## PARTS OF THE EXERCISE:
1) Reproduce the psychology quiz excerpt between "Behavioral problems in" and "without medical explanation.", inclusive.
2) Which symptoms of schizophrenia in young children does the psychology quiz excerpt list?
3) Write the next part of the psychology quiz excerpt, picking up after its last sentence.

-------- EXCERPT PROVIDED --------

Behavioral problems in which the person exhibits symptoms suggesting physical disease or injury, but for which there is no identifiable cause, are called
- A. mood disorders
- B. schizophrenia
- C. organic brain pathologies
- D. somatoform disorders
Correct Answer: D
Rationale: Somatoform disorders feature physical complaints without medical explanation.
Schizophrenia in children as young as 5 years:
- A. Is a myth
- B. Can occur
- C. Never occurs
- D. Cannot occur
Correct Answer: B
Rationale: The correct answer is B: Can occur. Schizophrenia can indeed manifest in children as young as 5 years old, although it is rare. Symptoms may include hallucinations, delusions, disorganized speech, and impaired social interactions. Early diagnosis and intervention are crucial for managing the condition. Choice A is incorrect as schizophrenia in young children is not a myth. Choice C is incorrect as schizophrenia can occur in children. Choice D is incorrect as there have been documented cases of schizophrenia in children as young as 5 years old.

-------- EXTRACTED MATERIAL --------

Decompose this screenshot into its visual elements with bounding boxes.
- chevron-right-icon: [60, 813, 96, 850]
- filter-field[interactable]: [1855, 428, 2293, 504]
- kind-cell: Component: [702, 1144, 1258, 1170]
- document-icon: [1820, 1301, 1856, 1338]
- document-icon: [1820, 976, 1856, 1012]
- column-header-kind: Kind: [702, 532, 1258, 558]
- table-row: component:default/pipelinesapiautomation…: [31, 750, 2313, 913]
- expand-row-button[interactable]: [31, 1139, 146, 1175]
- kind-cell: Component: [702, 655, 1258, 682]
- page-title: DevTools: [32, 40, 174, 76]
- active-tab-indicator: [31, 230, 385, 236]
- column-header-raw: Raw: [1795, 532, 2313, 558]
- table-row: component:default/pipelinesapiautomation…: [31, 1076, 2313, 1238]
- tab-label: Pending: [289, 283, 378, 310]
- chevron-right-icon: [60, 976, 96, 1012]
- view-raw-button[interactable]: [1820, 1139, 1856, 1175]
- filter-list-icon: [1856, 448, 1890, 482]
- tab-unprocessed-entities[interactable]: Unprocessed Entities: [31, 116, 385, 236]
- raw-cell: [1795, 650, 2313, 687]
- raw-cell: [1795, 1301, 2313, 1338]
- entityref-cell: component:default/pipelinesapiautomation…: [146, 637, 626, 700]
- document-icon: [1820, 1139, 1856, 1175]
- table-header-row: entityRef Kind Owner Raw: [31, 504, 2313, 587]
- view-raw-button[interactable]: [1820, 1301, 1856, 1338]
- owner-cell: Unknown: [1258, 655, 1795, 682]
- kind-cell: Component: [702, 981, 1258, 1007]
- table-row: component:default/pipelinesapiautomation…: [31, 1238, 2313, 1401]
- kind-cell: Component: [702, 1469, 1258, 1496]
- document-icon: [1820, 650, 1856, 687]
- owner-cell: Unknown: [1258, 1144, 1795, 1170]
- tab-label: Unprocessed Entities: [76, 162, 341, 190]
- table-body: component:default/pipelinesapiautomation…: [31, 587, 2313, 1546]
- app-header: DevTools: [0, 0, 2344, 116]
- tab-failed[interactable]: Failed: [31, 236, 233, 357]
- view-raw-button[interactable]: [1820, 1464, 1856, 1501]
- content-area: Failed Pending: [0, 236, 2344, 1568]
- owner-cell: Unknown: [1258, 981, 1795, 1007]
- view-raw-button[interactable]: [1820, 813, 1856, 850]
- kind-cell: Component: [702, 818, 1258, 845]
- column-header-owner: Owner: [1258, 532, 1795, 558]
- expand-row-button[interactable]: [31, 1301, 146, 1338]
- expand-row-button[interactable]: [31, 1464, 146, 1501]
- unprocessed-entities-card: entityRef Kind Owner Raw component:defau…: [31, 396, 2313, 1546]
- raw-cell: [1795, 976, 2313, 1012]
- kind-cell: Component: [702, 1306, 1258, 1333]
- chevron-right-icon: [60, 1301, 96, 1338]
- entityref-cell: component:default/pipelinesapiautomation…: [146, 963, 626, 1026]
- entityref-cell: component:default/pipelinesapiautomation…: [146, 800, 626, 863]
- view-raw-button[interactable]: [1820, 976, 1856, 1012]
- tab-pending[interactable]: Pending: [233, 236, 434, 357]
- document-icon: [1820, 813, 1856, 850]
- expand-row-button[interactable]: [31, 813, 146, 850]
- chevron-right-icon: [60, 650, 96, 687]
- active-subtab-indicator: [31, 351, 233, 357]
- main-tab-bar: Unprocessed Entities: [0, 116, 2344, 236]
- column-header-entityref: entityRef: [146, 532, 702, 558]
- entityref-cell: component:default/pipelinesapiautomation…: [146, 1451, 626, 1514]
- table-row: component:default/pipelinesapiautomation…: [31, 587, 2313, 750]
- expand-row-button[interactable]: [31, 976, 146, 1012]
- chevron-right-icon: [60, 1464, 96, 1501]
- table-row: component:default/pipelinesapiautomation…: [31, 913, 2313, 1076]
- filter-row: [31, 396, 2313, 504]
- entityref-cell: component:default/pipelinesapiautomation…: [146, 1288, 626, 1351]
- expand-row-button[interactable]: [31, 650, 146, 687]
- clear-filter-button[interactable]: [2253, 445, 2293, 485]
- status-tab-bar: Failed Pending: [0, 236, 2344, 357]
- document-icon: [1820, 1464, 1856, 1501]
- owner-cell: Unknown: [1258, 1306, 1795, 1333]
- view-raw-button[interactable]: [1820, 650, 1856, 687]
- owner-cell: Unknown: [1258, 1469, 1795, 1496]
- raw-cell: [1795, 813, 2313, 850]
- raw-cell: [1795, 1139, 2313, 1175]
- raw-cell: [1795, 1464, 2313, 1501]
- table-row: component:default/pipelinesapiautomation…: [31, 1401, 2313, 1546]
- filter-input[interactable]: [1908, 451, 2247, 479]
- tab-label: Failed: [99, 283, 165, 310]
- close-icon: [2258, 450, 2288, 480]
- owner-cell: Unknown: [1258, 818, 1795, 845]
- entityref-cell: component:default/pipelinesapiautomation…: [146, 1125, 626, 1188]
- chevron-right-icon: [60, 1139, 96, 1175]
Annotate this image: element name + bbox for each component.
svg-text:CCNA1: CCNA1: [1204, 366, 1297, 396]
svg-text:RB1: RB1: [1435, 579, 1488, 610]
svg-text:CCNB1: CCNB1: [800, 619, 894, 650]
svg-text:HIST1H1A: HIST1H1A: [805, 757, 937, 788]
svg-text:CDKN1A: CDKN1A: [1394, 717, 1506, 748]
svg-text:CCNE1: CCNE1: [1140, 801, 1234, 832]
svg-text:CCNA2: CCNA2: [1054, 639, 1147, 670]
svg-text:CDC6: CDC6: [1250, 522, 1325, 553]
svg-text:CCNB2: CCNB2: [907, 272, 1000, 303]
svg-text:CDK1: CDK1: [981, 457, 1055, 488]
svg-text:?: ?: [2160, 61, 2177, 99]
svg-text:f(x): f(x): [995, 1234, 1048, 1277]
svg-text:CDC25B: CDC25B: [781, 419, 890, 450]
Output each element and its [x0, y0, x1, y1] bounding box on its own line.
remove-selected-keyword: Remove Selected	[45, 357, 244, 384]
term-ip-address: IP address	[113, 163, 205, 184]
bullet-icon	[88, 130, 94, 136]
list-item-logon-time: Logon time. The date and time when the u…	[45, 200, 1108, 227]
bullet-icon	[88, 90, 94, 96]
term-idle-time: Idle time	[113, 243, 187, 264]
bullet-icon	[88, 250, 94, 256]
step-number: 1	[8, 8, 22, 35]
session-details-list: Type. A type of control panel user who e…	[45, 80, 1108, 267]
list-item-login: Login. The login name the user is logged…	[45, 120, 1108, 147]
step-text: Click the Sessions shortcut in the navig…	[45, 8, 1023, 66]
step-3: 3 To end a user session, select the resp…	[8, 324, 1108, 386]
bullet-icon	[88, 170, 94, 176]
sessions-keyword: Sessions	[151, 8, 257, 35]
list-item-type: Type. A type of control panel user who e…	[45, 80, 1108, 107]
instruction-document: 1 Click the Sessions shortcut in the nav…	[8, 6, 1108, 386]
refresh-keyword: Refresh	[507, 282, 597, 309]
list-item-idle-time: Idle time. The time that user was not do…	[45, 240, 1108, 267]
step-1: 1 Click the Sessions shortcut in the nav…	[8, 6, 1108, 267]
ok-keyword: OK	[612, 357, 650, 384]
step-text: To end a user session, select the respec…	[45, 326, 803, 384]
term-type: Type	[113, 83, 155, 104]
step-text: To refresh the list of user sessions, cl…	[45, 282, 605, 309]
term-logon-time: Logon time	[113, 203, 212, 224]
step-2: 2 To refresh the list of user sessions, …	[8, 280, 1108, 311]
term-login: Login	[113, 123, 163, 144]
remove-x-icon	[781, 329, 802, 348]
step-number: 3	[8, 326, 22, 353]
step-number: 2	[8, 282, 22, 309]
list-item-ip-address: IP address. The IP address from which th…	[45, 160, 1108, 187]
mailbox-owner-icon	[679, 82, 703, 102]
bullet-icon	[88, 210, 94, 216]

--------

## ANSWERS TO THE TASKS:
1)
Behavioral problems in which the person exhibits symptoms suggesting physical disease or injury, but for which there is no identifiable cause, are called
- A. mood disorders
- B. schizophrenia
- C. organic brain pathologies
- D. somatoform disorders
Correct Answer: D
Rationale: Somatoform disorders feature physical complaints without medical explanation.

2) Hallucinations, delusions, disorganized speech, and impaired social interactions.

3)
A 17-year-old patient with anorexia nervosa has just been released from the hospital. To facilitate recovery at home, the psychiatric-mental health nurse instructs the family to:
- A. discourage the patient from sneaking food between meals, by unobtrusively reducing access to the kitchen
- B. encourage the patient's interest in menu planning, food magazines, and cooking lessons, by leaving information and materials around the house
- C. permit the patient to eat her meals privately to discourage family preoccupation with meals
- D. recommend that the patient joins in routine family meals and clears the dishes after dinner, even if they do not eat
Correct Answer: D
Rationale: Involving the patient in family meals normalizes eating behavior and provides structure, supporting recovery without enabling secrecy or avoidance.
What is the most appropriate intervention for a patient with bulimia nervosa who is refusing to eat?
- A. Encourage the patient to eat small, frequent meals without pressure.
- B. Force the patient to eat larger meals to prevent further weight loss.
- C. Allow the patient to skip meals to avoid feeling overwhelmed.
- D. Focus only on addressing the patient's mental health concerns, not eating habits.
Correct Answer: A
Rationale: The correct answer is A because encouraging the patient to eat small, frequent meals without pressure promotes a balanced approach to eating. This intervention helps to establish a regular eating pattern and prevents episodes of binge-eating. It also respects the patient's autonomy and can help build trust between the patient and healthcare provider.
Choice B is incorrect because forcing the patient to eat larger meals can lead to increased anxiety and resistance, worsening the eating disorder. Choice C is incorrect as allowing the patient to skip meals can perpetuate unhealthy behaviors and reinforce the cycle of restriction and bingeing. Choice D is incorrect because neglecting the patient's eating habits can overlook a crucial aspect of their overall well-being and exacerbate the eating disorder.